** Stored records **
******

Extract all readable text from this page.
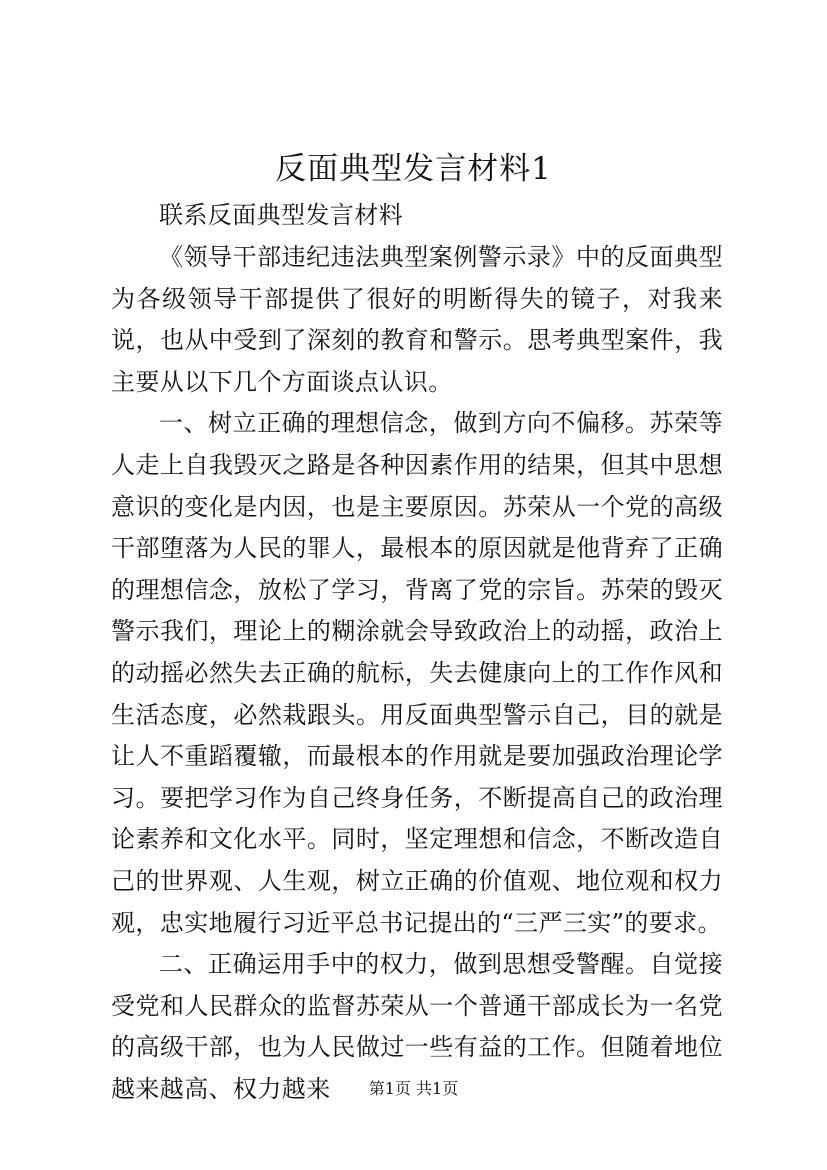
反面典型发言材料1

联系反面典型发言材料

《领导干部违纪违法典型案例警示录》中的反面典型为各级领导干部提供了很好的明断得失的镜子，对我来说，也从中受到了深刻的教育和警示。思考典型案件，我主要从以下几个方面谈点认识。

一、树立正确的理想信念，做到方向不偏移。苏荣等人走上自我毁灭之路是各种因素作用的结果，但其中思想意识的变化是内因，也是主要原因。苏荣从一个党的高级干部堕落为人民的罪人，最根本的原因就是他背弃了正确的理想信念，放松了学习，背离了党的宗旨。苏荣的毁灭警示我们，理论上的糊涂就会导致政治上的动摇，政治上的动摇必然失去正确的航标，失去健康向上的工作作风和生活态度，必然栽跟头。用反面典型警示自己，目的就是让人不重蹈覆辙，而最根本的作用就是要加强政治理论学习。要把学习作为自己终身任务，不断提高自己的政治理论素养和文化水平。同时，坚定理想和信念，不断改造自己的世界观、人生观，树立正确的价值观、地位观和权力观，忠实地履行习近平总书记提出的“三严三实”的要求。

二、正确运用手中的权力，做到思想受警醒。自觉接受党和人民群众的监督苏荣从一个普通干部成长为一名党的高级干部，也为人民做过一些有益的工作。但随着地位越来越高、权力越来	第1页 共1页
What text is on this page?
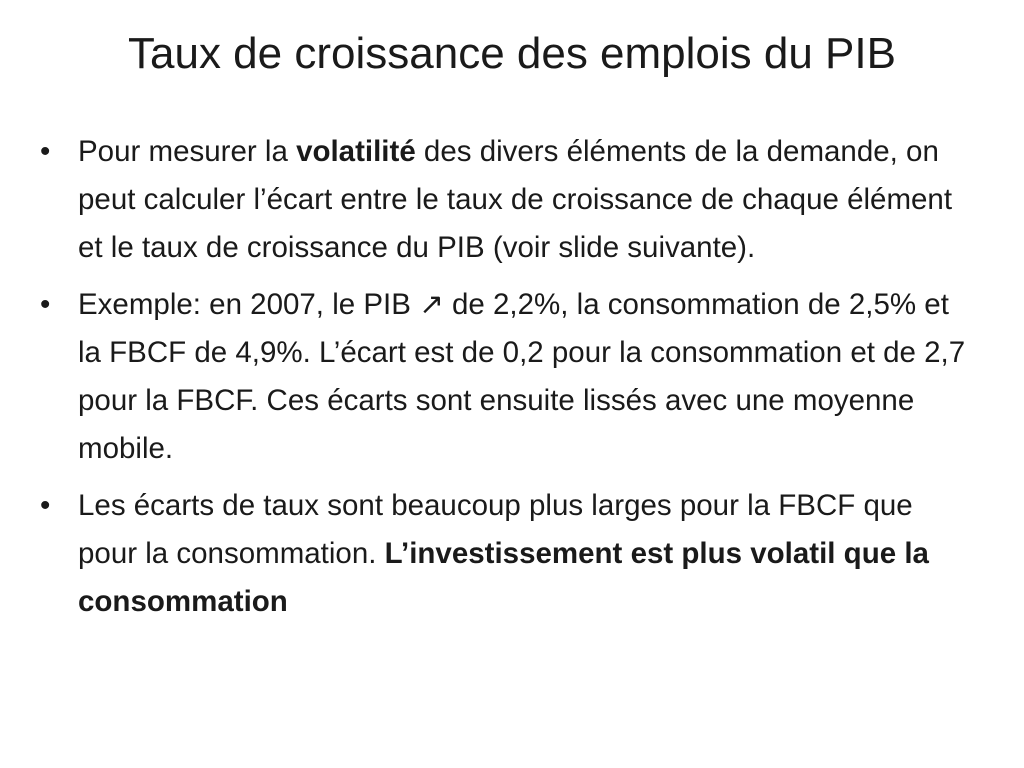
Taux de croissance des emplois du PIB
• Pour mesurer la volatilité des divers éléments de la demande, on peut calculer l’écart entre le taux de croissance de chaque élément et le taux de croissance du PIB (voir slide suivante).
• Exemple: en 2007, le PIB ↗ de 2,2%, la consommation de 2,5% et la FBCF de 4,9%. L’écart est de 0,2 pour la consommation et de 2,7 pour la FBCF. Ces écarts sont ensuite lissés avec une moyenne mobile.
• Les écarts de taux sont beaucoup plus larges pour la FBCF que pour la consommation. L’investissement est plus volatil que la consommation
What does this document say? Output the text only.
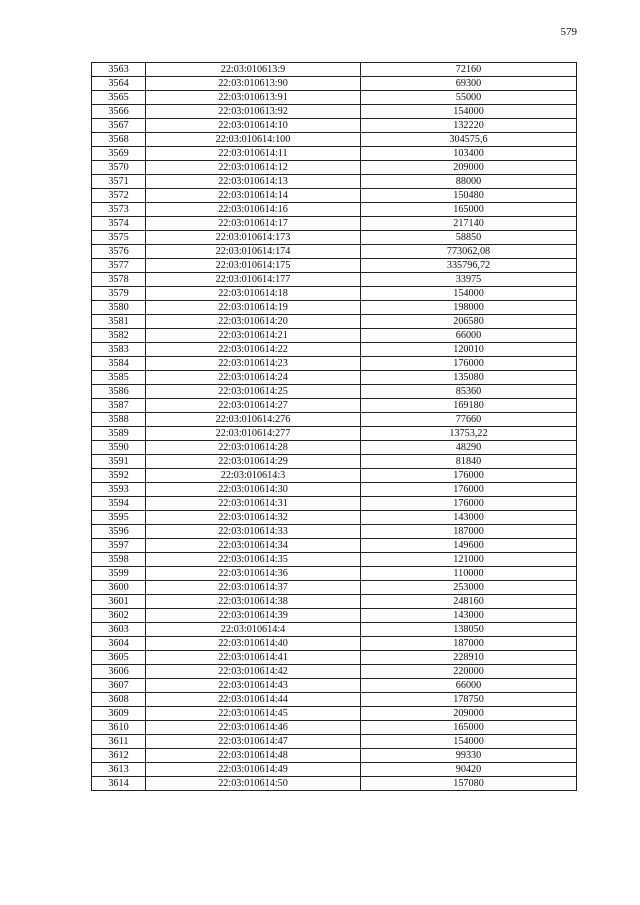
579
3563	22:03:010613:9	72160
3564	22:03:010613:90	69300
3565	22:03:010613:91	55000
3566	22:03:010613:92	154000
3567	22:03:010614:10	132220
3568	22:03:010614:100	304575,6
3569	22:03:010614:11	103400
3570	22:03:010614:12	209000
3571	22:03:010614:13	88000
3572	22:03:010614:14	150480
3573	22:03:010614:16	165000
3574	22:03:010614:17	217140
3575	22:03:010614:173	58850
3576	22:03:010614:174	773062,08
3577	22:03:010614:175	335796,72
3578	22:03:010614:177	33975
3579	22:03:010614:18	154000
3580	22:03:010614:19	198000
3581	22:03:010614:20	206580
3582	22:03:010614:21	66000
3583	22:03:010614:22	120010
3584	22:03:010614:23	176000
3585	22:03:010614:24	135080
3586	22:03:010614:25	85360
3587	22:03:010614:27	169180
3588	22:03:010614:276	77660
3589	22:03:010614:277	13753,22
3590	22:03:010614:28	48290
3591	22:03:010614:29	81840
3592	22:03:010614:3	176000
3593	22:03:010614:30	176000
3594	22:03:010614:31	176000
3595	22:03:010614:32	143000
3596	22:03:010614:33	187000
3597	22:03:010614:34	149600
3598	22:03:010614:35	121000
3599	22:03:010614:36	110000
3600	22:03:010614:37	253000
3601	22:03:010614:38	248160
3602	22:03:010614:39	143000
3603	22:03:010614:4	138050
3604	22:03:010614:40	187000
3605	22:03:010614:41	228910
3606	22:03:010614:42	220000
3607	22:03:010614:43	66000
3608	22:03:010614:44	178750
3609	22:03:010614:45	209000
3610	22:03:010614:46	165000
3611	22:03:010614:47	154000
3612	22:03:010614:48	99330
3613	22:03:010614:49	90420
3614	22:03:010614:50	157080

******

** JOB **
Output the full set of records above without changing a word, and drop the images.

** IN RESPONSE **
Extract all readable text from this page.
反面典型发言材料1

联系反面典型发言材料

《领导干部违纪违法典型案例警示录》中的反面典型为各级领导干部提供了很好的明断得失的镜子，对我来说，也从中受到了深刻的教育和警示。思考典型案件，我主要从以下几个方面谈点认识。

一、树立正确的理想信念，做到方向不偏移。苏荣等人走上自我毁灭之路是各种因素作用的结果，但其中思想意识的变化是内因，也是主要原因。苏荣从一个党的高级干部堕落为人民的罪人，最根本的原因就是他背弃了正确的理想信念，放松了学习，背离了党的宗旨。苏荣的毁灭警示我们，理论上的糊涂就会导致政治上的动摇，政治上的动摇必然失去正确的航标，失去健康向上的工作作风和生活态度，必然栽跟头。用反面典型警示自己，目的就是让人不重蹈覆辙，而最根本的作用就是要加强政治理论学习。要把学习作为自己终身任务，不断提高自己的政治理论素养和文化水平。同时，坚定理想和信念，不断改造自己的世界观、人生观，树立正确的价值观、地位观和权力观，忠实地履行习近平总书记提出的“三严三实”的要求。

二、正确运用手中的权力，做到思想受警醒。自觉接受党和人民群众的监督苏荣从一个普通干部成长为一名党的高级干部，也为人民做过一些有益的工作。但随着地位越来越高、权力越来	第1页 共1页
What text is on this page?
Taux de croissance des emplois du PIB
• Pour mesurer la volatilité des divers éléments de la demande, on peut calculer l’écart entre le taux de croissance de chaque élément et le taux de croissance du PIB (voir slide suivante).
• Exemple: en 2007, le PIB ↗ de 2,2%, la consommation de 2,5% et la FBCF de 4,9%. L’écart est de 0,2 pour la consommation et de 2,7 pour la FBCF. Ces écarts sont ensuite lissés avec une moyenne mobile.
• Les écarts de taux sont beaucoup plus larges pour la FBCF que pour la consommation. L’investissement est plus volatil que la consommation
What does this document say? Output the text only.
579
3563	22:03:010613:9	72160
3564	22:03:010613:90	69300
3565	22:03:010613:91	55000
3566	22:03:010613:92	154000
3567	22:03:010614:10	132220
3568	22:03:010614:100	304575,6
3569	22:03:010614:11	103400
3570	22:03:010614:12	209000
3571	22:03:010614:13	88000
3572	22:03:010614:14	150480
3573	22:03:010614:16	165000
3574	22:03:010614:17	217140
3575	22:03:010614:173	58850
3576	22:03:010614:174	773062,08
3577	22:03:010614:175	335796,72
3578	22:03:010614:177	33975
3579	22:03:010614:18	154000
3580	22:03:010614:19	198000
3581	22:03:010614:20	206580
3582	22:03:010614:21	66000
3583	22:03:010614:22	120010
3584	22:03:010614:23	176000
3585	22:03:010614:24	135080
3586	22:03:010614:25	85360
3587	22:03:010614:27	169180
3588	22:03:010614:276	77660
3589	22:03:010614:277	13753,22
3590	22:03:010614:28	48290
3591	22:03:010614:29	81840
3592	22:03:010614:3	176000
3593	22:03:010614:30	176000
3594	22:03:010614:31	176000
3595	22:03:010614:32	143000
3596	22:03:010614:33	187000
3597	22:03:010614:34	149600
3598	22:03:010614:35	121000
3599	22:03:010614:36	110000
3600	22:03:010614:37	253000
3601	22:03:010614:38	248160
3602	22:03:010614:39	143000
3603	22:03:010614:4	138050
3604	22:03:010614:40	187000
3605	22:03:010614:41	228910
3606	22:03:010614:42	220000
3607	22:03:010614:43	66000
3608	22:03:010614:44	178750
3609	22:03:010614:45	209000
3610	22:03:010614:46	165000
3611	22:03:010614:47	154000
3612	22:03:010614:48	99330
3613	22:03:010614:49	90420
3614	22:03:010614:50	157080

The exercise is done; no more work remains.